- [Goal of the exercise] Return every entry exactly as written.

- [Data supplied]
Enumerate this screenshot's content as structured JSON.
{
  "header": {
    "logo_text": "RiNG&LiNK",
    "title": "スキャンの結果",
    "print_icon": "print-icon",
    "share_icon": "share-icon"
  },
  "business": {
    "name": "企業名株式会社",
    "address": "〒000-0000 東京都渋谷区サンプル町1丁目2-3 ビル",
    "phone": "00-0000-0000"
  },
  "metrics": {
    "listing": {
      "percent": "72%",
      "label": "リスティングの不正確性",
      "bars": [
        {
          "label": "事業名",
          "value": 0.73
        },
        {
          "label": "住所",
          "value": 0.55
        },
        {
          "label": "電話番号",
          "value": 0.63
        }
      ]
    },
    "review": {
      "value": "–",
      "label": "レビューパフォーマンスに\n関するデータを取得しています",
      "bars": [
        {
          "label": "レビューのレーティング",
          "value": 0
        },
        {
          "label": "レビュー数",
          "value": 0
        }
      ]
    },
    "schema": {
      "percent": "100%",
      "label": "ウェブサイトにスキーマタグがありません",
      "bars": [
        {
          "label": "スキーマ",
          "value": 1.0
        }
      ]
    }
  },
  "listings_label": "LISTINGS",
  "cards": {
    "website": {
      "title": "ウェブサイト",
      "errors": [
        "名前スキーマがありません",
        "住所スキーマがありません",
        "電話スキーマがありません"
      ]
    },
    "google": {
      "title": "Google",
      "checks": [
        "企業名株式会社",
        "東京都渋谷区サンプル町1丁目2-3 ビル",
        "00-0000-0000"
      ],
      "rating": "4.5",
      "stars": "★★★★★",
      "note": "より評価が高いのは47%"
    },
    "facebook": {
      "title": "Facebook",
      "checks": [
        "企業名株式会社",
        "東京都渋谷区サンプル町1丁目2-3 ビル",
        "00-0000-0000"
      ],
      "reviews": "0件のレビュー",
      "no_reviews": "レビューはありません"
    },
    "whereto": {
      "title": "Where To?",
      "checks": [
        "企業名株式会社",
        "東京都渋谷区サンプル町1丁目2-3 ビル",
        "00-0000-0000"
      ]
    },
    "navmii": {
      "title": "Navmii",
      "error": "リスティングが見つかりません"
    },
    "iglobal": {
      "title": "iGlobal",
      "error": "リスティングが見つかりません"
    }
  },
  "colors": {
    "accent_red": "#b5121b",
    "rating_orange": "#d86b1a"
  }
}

- [Solution to the exercise]
Enumerate this screenshot's content as structured JSON.
{
  "header": {
    "logo_text": "RiNG&LiNK",
    "title": "スキャンの結果",
    "print_icon": "print-icon",
    "share_icon": "share-icon"
  },
  "business": {
    "name": "企業名株式会社",
    "address": "〒000-0000 東京都渋谷区サンプル町1丁目2-3 ビル",
    "phone": "00-0000-0000"
  },
  "metrics": {
    "listing": {
      "percent": "72%",
      "label": "リスティングの不正確性",
      "bars": [
        {
          "label": "事業名",
          "value": 0.73
        },
        {
          "label": "住所",
          "value": 0.55
        },
        {
          "label": "電話番号",
          "value": 0.63
        }
      ]
    },
    "review": {
      "value": "–",
      "label": "レビューパフォーマンスに\n関するデータを取得しています",
      "bars": [
        {
          "label": "レビューのレーティング",
          "value": 0
        },
        {
          "label": "レビュー数",
          "value": 0
        }
      ]
    },
    "schema": {
      "percent": "100%",
      "label": "ウェブサイトにスキーマタグがありません",
      "bars": [
        {
          "label": "スキーマ",
          "value": 1.0
        }
      ]
    }
  },
  "listings_label": "LISTINGS",
  "cards": {
    "website": {
      "title": "ウェブサイト",
      "errors": [
        "名前スキーマがありません",
        "住所スキーマがありません",
        "電話スキーマがありません"
      ]
    },
    "google": {
      "title": "Google",
      "checks": [
        "企業名株式会社",
        "東京都渋谷区サンプル町1丁目2-3 ビル",
        "00-0000-0000"
      ],
      "rating": "4.5",
      "stars": "★★★★★",
      "note": "より評価が高いのは47%"
    },
    "facebook": {
      "title": "Facebook",
      "checks": [
        "企業名株式会社",
        "東京都渋谷区サンプル町1丁目2-3 ビル",
        "00-0000-0000"
      ],
      "reviews": "0件のレビュー",
      "no_reviews": "レビューはありません"
    },
    "whereto": {
      "title": "Where To?",
      "checks": [
        "企業名株式会社",
        "東京都渋谷区サンプル町1丁目2-3 ビル",
        "00-0000-0000"
      ]
    },
    "navmii": {
      "title": "Navmii",
      "error": "リスティングが見つかりません"
    },
    "iglobal": {
      "title": "iGlobal",
      "error": "リスティングが見つかりません"
    }
  },
  "colors": {
    "accent_red": "#b5121b",
    "rating_orange": "#d86b1a"
  }
}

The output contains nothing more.